> [JOB]
Each line containing the word "kasi" must be collected.

> [ROWS]
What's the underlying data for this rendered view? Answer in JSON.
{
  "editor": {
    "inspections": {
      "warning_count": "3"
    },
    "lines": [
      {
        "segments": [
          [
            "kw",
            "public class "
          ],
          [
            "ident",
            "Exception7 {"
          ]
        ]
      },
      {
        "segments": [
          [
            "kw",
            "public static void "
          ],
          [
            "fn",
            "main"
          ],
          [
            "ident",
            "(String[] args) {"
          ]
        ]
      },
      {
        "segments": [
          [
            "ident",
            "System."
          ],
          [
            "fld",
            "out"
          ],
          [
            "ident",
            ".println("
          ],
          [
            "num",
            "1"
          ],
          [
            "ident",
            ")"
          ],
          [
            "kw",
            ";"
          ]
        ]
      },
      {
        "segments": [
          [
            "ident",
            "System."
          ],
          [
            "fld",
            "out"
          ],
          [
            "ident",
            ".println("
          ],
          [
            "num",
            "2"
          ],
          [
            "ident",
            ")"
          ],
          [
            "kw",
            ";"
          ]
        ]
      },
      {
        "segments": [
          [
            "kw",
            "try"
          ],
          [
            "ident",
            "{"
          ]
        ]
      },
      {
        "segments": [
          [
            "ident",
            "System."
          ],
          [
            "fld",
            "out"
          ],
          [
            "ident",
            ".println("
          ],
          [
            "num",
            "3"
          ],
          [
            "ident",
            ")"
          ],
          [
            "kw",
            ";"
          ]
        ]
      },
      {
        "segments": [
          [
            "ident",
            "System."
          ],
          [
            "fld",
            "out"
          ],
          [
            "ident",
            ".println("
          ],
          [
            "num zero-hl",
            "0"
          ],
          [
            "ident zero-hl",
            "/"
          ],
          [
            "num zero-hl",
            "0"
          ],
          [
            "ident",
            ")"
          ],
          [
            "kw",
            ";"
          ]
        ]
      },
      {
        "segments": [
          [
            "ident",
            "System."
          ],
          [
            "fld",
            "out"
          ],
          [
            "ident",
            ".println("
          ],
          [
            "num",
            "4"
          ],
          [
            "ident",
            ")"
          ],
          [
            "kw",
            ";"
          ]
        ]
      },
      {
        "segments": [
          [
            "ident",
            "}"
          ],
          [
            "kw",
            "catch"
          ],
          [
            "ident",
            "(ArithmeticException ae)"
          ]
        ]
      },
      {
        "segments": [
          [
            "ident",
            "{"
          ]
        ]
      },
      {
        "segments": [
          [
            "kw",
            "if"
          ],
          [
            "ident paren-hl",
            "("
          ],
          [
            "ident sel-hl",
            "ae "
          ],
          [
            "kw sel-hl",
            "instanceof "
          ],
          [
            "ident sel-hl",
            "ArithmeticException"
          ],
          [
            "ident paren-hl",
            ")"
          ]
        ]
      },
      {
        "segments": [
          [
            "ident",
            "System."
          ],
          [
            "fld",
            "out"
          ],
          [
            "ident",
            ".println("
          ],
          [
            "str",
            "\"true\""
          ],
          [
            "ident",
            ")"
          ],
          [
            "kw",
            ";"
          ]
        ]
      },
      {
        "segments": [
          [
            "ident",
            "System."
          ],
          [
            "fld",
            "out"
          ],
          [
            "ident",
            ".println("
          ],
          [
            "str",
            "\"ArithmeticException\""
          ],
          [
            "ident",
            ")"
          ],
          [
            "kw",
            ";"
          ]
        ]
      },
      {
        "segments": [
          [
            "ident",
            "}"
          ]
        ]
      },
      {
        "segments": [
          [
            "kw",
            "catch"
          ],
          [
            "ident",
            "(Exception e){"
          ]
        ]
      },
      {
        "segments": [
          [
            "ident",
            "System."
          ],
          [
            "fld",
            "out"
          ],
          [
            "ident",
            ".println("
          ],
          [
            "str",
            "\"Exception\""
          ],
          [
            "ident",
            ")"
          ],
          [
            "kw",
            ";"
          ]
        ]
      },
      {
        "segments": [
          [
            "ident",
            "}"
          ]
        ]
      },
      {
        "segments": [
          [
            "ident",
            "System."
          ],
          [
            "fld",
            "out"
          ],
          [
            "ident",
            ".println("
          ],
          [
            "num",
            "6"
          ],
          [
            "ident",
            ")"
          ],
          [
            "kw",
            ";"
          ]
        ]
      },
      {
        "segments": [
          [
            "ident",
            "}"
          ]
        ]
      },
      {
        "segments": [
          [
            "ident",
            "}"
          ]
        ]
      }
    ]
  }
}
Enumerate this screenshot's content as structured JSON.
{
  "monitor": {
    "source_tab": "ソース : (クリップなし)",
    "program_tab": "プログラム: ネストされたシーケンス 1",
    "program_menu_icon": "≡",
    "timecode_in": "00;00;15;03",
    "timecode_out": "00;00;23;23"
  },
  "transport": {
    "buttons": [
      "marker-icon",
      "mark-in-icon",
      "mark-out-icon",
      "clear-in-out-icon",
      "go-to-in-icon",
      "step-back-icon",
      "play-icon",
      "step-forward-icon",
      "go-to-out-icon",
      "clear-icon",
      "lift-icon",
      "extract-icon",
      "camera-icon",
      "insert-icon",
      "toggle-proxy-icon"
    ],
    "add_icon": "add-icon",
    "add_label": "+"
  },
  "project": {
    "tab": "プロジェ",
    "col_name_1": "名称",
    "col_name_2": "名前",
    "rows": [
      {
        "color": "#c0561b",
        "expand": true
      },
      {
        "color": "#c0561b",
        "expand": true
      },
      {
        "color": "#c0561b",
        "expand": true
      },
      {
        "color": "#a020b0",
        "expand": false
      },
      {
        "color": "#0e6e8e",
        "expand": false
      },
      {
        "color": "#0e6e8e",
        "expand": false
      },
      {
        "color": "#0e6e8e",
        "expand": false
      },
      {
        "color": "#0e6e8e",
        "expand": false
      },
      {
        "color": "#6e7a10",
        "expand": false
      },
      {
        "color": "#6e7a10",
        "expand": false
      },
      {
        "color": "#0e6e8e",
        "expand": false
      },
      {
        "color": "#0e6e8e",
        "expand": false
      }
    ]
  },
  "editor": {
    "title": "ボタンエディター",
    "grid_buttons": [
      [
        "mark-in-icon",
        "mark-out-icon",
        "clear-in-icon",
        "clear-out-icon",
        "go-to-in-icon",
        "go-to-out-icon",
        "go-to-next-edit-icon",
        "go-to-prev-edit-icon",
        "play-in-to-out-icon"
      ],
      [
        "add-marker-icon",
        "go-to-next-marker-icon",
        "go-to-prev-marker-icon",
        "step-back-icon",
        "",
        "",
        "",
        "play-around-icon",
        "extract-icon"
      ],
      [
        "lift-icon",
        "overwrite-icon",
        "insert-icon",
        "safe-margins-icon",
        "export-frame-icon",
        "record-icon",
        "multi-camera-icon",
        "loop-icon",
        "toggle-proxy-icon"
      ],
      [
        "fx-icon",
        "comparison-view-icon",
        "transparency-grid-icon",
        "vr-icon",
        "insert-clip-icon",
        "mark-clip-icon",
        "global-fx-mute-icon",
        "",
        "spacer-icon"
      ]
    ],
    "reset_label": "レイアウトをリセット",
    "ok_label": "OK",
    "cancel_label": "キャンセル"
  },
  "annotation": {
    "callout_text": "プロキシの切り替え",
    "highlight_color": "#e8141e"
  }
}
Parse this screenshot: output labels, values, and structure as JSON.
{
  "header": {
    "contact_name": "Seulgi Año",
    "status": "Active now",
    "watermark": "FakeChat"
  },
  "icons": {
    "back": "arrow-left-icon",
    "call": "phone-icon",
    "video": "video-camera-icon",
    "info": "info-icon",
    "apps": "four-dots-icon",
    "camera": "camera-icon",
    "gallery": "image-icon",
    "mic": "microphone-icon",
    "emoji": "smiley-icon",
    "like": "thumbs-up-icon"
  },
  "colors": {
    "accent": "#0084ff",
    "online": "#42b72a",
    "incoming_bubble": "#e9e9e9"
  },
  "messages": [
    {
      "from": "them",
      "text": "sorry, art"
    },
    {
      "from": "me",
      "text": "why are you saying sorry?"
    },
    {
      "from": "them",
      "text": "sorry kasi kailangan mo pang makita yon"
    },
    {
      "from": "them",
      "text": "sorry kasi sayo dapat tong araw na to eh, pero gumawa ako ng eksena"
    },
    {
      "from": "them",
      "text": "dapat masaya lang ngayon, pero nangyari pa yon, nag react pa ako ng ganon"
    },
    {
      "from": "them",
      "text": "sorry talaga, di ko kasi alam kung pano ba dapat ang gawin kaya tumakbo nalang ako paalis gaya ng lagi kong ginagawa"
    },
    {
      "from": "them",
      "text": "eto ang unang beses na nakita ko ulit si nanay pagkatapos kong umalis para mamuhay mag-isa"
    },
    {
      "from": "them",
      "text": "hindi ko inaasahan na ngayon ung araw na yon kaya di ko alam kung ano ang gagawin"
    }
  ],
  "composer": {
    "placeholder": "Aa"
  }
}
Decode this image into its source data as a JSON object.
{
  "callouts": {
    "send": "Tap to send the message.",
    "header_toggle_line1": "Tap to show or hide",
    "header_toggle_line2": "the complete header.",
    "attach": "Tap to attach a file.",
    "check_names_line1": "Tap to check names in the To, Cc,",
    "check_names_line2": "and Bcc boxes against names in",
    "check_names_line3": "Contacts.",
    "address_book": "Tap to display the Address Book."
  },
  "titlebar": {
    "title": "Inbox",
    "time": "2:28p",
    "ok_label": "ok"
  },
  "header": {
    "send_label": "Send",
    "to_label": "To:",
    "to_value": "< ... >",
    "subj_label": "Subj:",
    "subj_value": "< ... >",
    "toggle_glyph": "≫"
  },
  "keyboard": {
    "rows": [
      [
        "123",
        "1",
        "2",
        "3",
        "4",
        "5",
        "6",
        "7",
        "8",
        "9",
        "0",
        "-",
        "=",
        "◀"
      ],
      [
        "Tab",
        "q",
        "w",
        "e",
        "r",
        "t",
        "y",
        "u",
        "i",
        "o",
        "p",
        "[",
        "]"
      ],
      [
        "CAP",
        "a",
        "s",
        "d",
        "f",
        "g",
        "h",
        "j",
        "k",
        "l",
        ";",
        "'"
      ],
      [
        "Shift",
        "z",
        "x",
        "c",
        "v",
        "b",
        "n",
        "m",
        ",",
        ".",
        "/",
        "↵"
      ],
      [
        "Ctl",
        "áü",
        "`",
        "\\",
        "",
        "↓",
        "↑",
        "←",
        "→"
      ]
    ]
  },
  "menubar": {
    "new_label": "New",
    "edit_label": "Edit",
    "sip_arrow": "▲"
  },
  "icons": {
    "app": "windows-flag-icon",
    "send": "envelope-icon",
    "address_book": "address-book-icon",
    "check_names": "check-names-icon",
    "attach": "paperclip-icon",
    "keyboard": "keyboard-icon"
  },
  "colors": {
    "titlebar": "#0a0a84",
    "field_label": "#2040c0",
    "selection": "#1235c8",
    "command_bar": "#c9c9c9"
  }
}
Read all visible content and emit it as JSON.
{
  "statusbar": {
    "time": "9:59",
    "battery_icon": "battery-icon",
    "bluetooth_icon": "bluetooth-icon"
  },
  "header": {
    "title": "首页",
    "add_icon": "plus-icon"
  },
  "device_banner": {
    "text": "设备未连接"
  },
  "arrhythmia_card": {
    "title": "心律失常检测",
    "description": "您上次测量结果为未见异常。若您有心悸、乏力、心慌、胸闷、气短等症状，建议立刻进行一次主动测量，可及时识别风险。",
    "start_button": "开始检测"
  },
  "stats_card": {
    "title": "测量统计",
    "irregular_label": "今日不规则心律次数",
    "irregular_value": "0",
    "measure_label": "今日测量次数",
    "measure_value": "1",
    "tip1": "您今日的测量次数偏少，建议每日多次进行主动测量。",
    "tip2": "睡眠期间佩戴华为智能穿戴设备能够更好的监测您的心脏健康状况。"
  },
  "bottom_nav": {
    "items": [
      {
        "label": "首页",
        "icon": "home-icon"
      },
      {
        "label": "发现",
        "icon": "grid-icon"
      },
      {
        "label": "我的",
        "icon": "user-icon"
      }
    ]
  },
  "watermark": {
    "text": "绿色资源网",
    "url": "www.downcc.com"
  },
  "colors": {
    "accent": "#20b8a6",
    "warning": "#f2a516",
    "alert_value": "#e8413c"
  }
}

> [FINISHED ANSWER]
      "text": "sorry kasi kailangan mo pang makita yon"
      "text": "sorry kasi sayo dapat tong araw na to eh, pero gumawa ako ng eksena"
      "text": "sorry talaga, di ko kasi alam kung pano ba dapat ang gawin kaya tumakbo nalang ako paalis gaya ng lagi kong ginagawa"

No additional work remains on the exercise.